start DOCUMENT EXCERPT
How American Weapons Find Their Way to International Criminal Organizations

Earlier this month, the Mexican government filed an unprecedented lawsuit against U.S. gun manufacturers. The claim: Manufacturers are negligent in their sales and bear responsibility for the flow of weapons across the U.S.-Mexican border. Those weapons, they say, arm the cartels and contribute to the skyrocketing number of violent deaths—17,000 last year alone. Not surprisingly, the manufacturers reject such claims. They say they strictly follow American law. They argue that the porous nature of the border and the corruption of officials on the Mexican side are the problem.

The manufacturers are right on both counts. But the flow of illicit weapons south of the U.S. border is not Mexico’s fault alone. Guns in America are sold, by and large, by the book. But organized crime elements have found ways to purchase large quantities of weapons on the U.S. market legally through illicit actors who take advantage of insufficient custom controls, corrupt border officials, and freight companies that dispatch entire armories to Central and South America for the benefit of criminal syndicates and violent gangs. This happens despite a U.S. Supreme Court ruling last year banning straw purchases—guns bought on others’ behalf.
end DOCUMENT EXCERPT
start DATA EXCERPTS
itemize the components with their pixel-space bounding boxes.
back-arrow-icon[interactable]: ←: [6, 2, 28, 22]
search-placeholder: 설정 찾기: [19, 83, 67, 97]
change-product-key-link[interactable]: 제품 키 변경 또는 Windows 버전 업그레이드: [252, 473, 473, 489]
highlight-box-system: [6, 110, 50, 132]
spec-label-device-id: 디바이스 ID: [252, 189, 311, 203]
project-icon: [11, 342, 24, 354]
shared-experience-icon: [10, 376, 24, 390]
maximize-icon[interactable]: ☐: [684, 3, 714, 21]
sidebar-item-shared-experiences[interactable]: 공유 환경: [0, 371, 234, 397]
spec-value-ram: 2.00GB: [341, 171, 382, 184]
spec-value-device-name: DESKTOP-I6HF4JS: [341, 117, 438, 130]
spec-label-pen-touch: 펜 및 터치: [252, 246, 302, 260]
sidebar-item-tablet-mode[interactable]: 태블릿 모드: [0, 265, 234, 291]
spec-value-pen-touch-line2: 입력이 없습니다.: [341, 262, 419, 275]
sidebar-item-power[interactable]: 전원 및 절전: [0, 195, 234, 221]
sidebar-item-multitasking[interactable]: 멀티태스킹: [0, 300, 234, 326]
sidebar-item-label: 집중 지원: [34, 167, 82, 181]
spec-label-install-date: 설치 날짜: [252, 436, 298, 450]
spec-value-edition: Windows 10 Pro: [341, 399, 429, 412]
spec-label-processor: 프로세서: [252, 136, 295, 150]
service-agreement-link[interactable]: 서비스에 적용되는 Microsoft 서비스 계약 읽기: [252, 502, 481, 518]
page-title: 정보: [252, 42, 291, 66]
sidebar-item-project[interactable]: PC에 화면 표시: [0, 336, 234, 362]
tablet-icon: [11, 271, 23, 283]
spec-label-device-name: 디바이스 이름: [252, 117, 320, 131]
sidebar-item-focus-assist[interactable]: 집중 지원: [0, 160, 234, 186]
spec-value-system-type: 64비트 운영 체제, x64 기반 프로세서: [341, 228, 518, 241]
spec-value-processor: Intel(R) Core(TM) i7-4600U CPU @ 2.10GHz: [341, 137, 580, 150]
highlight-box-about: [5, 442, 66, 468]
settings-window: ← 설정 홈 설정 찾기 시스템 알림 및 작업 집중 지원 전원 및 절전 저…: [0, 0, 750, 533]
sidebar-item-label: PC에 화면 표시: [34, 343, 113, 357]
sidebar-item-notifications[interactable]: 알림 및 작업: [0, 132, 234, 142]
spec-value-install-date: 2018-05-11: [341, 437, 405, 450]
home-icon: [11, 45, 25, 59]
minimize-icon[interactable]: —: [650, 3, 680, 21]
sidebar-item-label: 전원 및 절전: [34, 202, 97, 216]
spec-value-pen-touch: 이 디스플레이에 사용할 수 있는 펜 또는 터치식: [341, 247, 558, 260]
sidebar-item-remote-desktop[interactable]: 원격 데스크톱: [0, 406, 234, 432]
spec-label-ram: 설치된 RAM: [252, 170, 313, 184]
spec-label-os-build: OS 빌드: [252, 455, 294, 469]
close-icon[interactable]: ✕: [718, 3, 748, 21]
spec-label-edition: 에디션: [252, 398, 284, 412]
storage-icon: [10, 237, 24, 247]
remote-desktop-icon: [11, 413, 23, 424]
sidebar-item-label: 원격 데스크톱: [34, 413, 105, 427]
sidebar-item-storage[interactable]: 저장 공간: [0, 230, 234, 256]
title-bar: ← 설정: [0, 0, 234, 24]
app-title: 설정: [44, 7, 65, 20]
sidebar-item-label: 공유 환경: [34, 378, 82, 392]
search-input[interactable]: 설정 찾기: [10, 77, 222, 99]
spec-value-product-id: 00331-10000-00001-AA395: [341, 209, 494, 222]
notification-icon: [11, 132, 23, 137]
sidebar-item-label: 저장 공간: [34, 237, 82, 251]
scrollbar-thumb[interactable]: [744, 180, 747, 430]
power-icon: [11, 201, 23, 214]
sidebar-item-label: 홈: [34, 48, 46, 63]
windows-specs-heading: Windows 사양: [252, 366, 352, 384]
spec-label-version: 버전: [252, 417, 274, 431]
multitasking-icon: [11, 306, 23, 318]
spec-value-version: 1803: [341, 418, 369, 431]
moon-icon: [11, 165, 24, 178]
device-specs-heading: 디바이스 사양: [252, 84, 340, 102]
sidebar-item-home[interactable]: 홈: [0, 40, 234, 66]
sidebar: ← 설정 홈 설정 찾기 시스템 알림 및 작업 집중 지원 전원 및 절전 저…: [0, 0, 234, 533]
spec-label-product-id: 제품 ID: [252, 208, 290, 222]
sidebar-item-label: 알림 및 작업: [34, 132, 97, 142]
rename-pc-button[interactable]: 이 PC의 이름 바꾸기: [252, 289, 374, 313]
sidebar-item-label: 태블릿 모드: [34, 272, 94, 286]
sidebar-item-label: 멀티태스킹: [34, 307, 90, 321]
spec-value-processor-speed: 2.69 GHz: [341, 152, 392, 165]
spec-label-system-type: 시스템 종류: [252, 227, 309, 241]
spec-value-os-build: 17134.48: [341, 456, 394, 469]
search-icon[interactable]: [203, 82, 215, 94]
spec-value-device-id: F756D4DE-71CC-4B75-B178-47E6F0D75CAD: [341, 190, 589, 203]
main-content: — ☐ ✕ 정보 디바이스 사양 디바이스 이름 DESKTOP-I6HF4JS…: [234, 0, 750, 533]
end DATA EXCERPTS
§ WORK INSTRUCTIONS
Could you reproduce word for word the passage of the article on American weapons reaching criminal organizations that starts at "Earlier this month, the" and stops after "are the problem."?

§ WRITTEN ANSWER
Earlier this month, the Mexican government filed an unprecedented lawsuit against U.S. gun manufacturers. The claim: Manufacturers are negligent in their sales and bear responsibility for the flow of weapons across the U.S.-Mexican border. Those weapons, they say, arm the cartels and contribute to the skyrocketing number of violent deaths—17,000 last year alone. Not surprisingly, the manufacturers reject such claims. They say they strictly follow American law. They argue that the porous nature of the border and the corruption of officials on the Mexican side are the problem.